§ **AIM**:
Comb through the entries for "JSON" and pull out each line that holds it.

+ + +

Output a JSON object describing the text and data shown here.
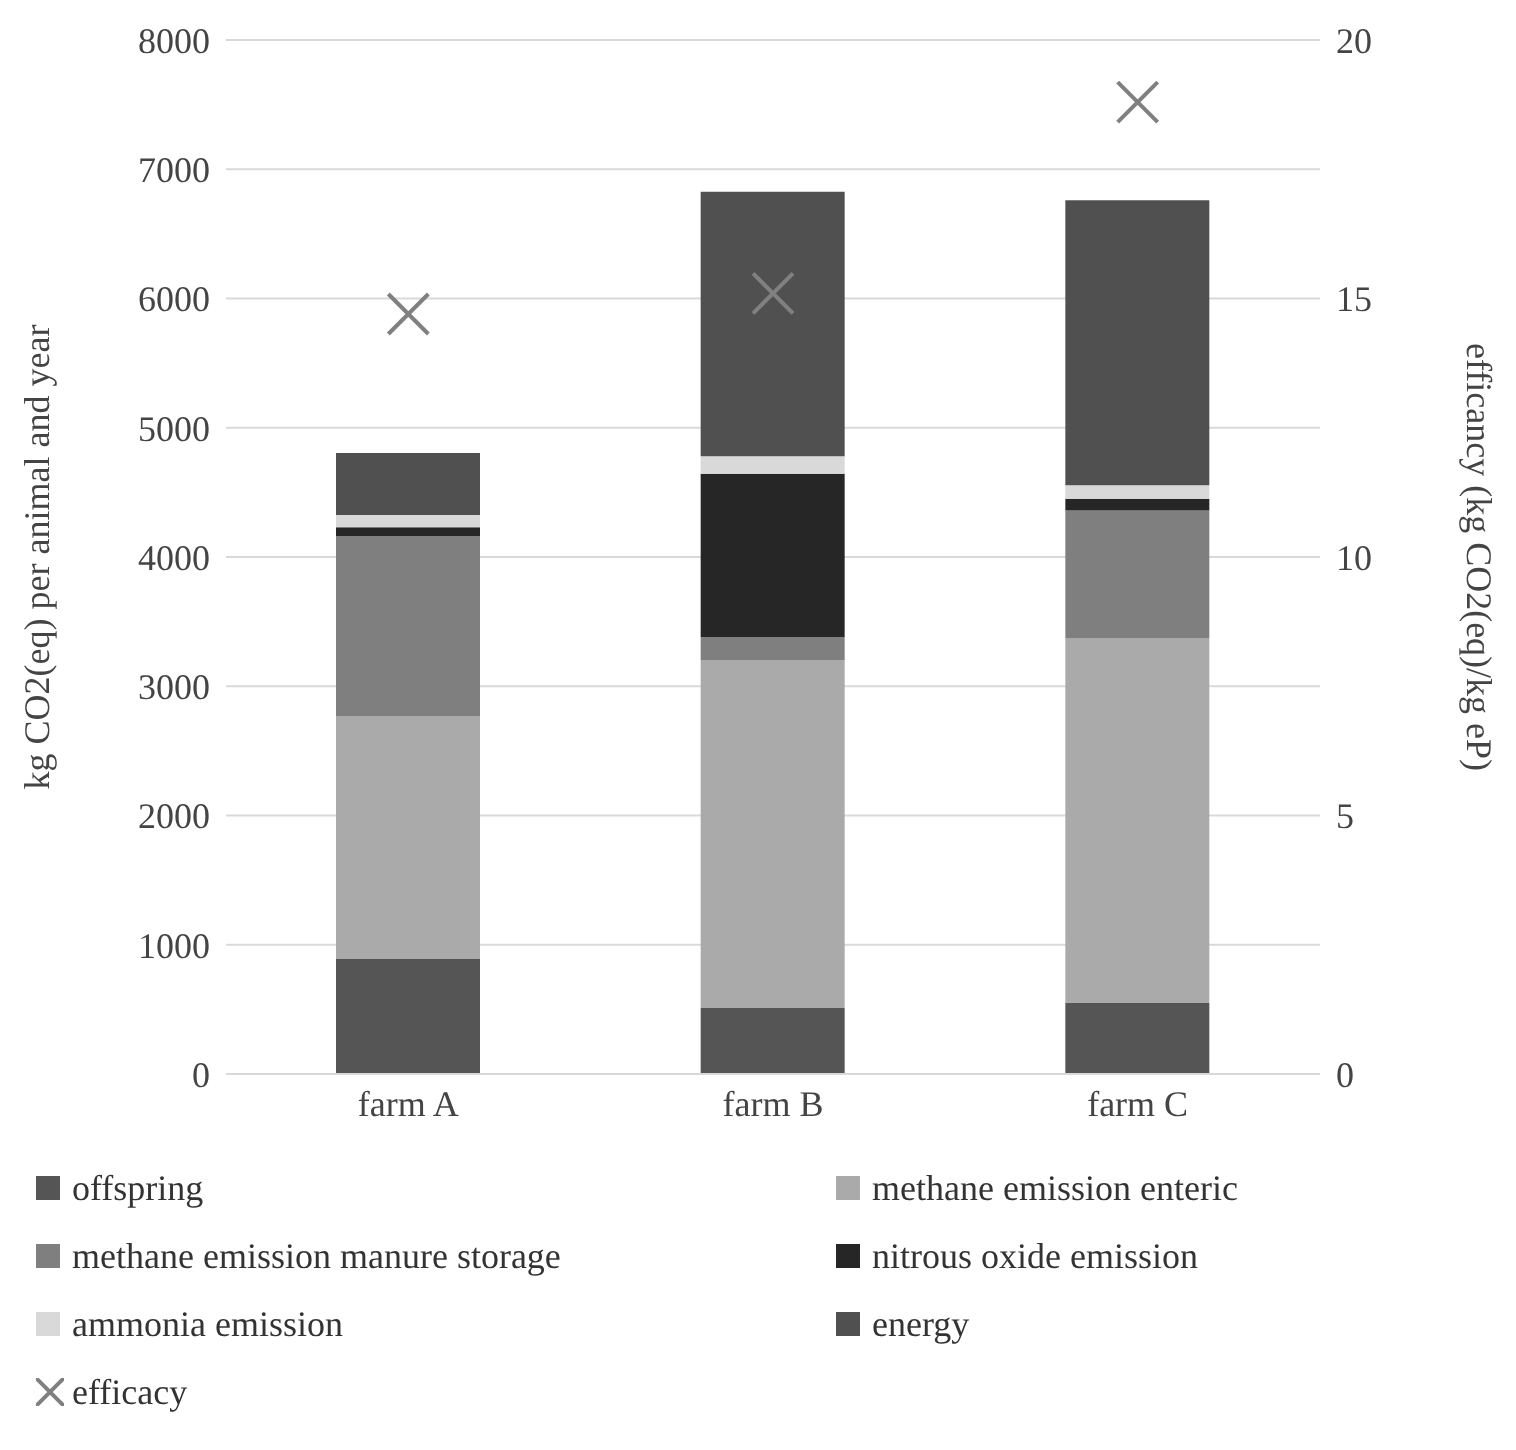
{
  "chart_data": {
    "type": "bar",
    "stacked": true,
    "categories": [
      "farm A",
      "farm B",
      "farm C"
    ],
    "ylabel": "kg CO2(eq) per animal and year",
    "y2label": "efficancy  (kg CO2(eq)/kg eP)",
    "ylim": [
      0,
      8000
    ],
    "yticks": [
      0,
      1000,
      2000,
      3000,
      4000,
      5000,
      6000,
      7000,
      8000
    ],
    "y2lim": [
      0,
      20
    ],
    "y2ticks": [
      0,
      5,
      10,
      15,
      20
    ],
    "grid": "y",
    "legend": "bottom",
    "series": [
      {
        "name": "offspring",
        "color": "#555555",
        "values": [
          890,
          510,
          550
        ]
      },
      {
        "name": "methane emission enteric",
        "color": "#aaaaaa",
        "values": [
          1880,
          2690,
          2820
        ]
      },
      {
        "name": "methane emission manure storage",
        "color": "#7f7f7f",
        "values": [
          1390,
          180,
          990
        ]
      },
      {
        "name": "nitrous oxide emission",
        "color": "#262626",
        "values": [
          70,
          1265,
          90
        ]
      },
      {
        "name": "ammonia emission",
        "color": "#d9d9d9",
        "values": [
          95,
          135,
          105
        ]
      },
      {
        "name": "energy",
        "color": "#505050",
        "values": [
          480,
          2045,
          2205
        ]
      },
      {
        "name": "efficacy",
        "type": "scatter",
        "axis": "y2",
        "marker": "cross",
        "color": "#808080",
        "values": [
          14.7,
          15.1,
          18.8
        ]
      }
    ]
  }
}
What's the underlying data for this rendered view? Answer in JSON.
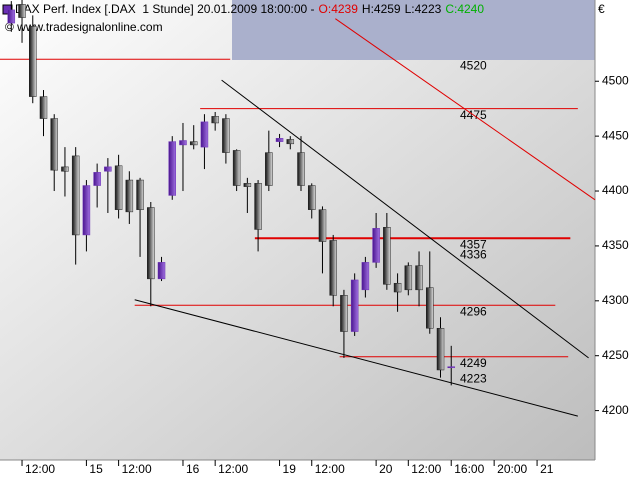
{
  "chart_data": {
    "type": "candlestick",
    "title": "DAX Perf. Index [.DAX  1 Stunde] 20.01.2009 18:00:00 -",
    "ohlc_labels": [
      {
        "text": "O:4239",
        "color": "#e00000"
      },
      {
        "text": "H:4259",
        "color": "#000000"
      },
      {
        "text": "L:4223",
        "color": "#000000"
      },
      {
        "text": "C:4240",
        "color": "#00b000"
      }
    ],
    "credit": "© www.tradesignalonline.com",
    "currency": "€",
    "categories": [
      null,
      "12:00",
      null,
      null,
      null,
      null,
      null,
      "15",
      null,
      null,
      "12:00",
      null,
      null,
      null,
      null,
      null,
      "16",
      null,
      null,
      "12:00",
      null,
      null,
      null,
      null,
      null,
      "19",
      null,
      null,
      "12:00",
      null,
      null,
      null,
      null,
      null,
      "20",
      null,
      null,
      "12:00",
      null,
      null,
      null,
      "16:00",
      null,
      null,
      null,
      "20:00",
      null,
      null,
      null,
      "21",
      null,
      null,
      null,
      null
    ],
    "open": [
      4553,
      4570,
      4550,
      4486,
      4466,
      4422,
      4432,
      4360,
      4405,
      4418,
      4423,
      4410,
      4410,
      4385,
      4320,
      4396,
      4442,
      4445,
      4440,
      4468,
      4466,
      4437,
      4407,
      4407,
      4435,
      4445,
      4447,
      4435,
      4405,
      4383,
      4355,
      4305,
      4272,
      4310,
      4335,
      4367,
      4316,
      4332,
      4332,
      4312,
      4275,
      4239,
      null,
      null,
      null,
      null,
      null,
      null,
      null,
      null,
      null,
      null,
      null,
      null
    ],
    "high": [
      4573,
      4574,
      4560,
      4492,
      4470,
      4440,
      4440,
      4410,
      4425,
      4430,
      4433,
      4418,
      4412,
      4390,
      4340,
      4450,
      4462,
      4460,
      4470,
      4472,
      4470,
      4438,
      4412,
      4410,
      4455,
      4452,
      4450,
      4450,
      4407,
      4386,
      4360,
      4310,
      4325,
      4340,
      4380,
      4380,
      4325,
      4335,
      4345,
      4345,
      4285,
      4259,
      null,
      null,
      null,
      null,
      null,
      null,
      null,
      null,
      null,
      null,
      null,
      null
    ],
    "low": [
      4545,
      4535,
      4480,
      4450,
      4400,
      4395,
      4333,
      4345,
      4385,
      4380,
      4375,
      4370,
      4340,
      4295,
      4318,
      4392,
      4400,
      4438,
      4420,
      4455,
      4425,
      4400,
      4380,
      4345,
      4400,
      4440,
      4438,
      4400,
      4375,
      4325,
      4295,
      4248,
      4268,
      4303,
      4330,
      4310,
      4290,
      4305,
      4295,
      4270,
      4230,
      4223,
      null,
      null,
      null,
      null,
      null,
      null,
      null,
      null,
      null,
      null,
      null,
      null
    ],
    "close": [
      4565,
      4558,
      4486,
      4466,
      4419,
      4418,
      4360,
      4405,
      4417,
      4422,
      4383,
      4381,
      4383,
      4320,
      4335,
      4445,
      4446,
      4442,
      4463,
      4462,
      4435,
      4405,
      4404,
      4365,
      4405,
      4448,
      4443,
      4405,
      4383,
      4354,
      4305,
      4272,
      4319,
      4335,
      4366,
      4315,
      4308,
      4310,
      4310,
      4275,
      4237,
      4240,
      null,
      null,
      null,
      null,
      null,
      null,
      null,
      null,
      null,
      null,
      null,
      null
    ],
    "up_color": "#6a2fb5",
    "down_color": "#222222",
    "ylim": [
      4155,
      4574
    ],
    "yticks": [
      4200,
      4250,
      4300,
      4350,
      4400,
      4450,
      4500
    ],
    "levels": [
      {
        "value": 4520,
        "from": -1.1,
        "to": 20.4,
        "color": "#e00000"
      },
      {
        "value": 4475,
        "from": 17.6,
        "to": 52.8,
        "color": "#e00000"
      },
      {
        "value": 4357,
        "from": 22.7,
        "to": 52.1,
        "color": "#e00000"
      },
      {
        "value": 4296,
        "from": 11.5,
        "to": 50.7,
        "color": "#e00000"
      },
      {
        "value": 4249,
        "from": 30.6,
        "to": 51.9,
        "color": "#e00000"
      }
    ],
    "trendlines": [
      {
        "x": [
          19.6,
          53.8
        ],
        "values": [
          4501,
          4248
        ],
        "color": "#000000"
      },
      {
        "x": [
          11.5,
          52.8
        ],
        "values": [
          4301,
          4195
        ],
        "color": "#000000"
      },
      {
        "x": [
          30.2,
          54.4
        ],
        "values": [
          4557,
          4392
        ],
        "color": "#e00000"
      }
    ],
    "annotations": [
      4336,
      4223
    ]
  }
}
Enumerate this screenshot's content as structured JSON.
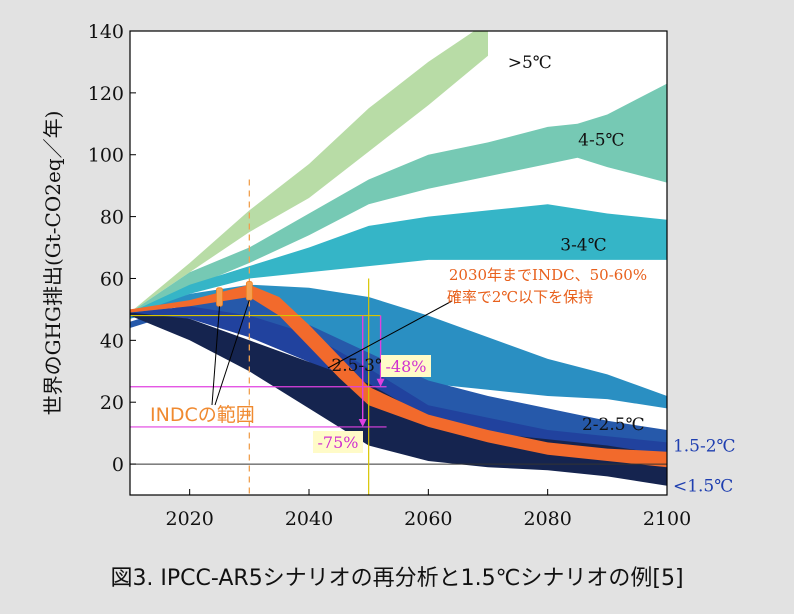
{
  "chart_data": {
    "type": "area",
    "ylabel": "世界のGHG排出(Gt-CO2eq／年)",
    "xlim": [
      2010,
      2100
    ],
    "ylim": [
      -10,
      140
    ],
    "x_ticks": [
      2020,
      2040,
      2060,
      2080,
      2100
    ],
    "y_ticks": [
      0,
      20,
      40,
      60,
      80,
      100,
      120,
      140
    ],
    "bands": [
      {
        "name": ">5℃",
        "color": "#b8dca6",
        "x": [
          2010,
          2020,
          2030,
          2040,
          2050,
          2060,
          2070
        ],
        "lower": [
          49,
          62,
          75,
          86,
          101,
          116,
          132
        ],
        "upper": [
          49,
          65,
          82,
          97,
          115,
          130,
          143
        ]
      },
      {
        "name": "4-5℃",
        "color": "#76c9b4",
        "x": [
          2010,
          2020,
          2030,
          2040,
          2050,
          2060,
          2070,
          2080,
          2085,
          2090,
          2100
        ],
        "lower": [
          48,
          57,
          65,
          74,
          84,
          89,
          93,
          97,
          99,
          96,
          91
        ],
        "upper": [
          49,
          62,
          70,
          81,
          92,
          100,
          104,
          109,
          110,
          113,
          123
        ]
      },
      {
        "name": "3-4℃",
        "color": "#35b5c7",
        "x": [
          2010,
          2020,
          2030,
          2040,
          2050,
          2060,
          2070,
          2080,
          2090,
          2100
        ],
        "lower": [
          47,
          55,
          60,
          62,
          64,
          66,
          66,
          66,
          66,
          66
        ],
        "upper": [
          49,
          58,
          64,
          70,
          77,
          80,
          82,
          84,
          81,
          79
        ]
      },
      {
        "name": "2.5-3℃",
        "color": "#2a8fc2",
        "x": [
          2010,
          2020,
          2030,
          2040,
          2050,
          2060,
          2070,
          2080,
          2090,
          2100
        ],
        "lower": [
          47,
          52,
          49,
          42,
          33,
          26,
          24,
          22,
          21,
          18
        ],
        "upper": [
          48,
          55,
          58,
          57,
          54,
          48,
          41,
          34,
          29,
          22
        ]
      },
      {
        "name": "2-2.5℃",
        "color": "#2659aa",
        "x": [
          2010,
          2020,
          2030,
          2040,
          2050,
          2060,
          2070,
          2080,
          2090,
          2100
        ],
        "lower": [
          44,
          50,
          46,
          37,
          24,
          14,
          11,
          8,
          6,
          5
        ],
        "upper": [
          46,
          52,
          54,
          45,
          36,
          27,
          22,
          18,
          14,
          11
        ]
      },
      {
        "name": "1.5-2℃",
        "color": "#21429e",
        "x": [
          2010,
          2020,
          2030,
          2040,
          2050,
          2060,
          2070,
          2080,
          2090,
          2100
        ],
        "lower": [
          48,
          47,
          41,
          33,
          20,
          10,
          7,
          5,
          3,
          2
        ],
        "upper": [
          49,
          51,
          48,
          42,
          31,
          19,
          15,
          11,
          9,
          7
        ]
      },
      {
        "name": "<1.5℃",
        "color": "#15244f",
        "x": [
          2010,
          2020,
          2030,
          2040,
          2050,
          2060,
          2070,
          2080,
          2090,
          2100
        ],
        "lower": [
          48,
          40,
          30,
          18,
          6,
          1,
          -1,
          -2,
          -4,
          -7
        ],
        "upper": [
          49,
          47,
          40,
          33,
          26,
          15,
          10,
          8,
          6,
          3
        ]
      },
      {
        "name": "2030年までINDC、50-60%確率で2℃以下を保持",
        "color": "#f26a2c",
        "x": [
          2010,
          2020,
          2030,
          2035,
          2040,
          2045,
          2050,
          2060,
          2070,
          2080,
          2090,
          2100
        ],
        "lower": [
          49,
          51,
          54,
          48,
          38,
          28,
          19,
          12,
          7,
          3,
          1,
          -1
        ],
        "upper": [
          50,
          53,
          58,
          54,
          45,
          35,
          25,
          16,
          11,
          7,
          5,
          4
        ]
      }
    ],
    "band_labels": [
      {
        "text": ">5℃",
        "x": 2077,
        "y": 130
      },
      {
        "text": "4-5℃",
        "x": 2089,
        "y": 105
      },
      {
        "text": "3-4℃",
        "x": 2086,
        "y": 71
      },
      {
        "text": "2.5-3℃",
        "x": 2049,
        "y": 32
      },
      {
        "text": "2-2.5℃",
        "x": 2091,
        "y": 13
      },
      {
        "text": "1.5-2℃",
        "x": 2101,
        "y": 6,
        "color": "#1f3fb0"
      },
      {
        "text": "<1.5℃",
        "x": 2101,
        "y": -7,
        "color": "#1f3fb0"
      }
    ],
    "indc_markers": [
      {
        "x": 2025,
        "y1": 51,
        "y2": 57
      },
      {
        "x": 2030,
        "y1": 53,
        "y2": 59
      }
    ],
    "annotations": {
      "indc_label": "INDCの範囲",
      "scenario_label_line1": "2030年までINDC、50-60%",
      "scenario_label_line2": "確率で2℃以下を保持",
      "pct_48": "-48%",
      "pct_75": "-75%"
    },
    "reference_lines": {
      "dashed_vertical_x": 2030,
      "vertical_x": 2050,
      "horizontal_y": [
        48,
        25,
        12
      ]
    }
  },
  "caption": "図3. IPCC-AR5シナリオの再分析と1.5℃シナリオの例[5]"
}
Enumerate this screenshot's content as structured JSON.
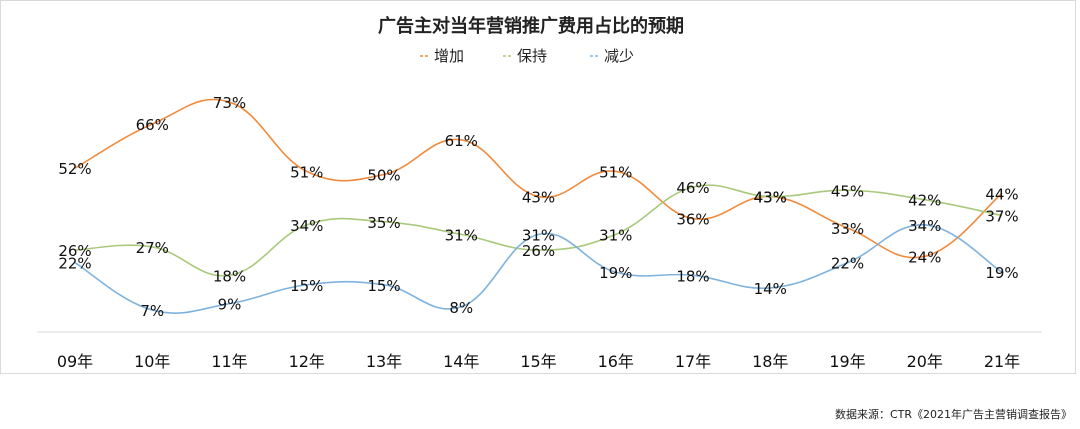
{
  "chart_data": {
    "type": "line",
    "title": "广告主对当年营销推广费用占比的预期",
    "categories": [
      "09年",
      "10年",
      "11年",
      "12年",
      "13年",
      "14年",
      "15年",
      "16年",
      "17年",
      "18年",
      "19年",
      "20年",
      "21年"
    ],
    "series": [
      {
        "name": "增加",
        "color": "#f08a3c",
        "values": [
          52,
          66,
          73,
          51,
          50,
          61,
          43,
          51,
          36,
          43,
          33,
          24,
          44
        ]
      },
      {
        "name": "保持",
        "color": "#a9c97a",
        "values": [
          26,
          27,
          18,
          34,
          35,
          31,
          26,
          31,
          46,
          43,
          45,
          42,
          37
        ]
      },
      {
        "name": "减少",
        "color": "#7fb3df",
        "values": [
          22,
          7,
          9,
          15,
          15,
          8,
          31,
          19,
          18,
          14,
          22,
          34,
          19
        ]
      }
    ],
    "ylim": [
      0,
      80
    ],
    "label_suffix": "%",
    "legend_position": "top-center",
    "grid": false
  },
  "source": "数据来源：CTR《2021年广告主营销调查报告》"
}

+ + +

§ **OUTPUT OF THE TASK**:
Output a JSON object describing the text and data shown here.
What's the underlying data for this rendered view? Answer in JSON.
Enumerate this screenshot's content as structured JSON.
Enumerate this screenshot's content as structured JSON.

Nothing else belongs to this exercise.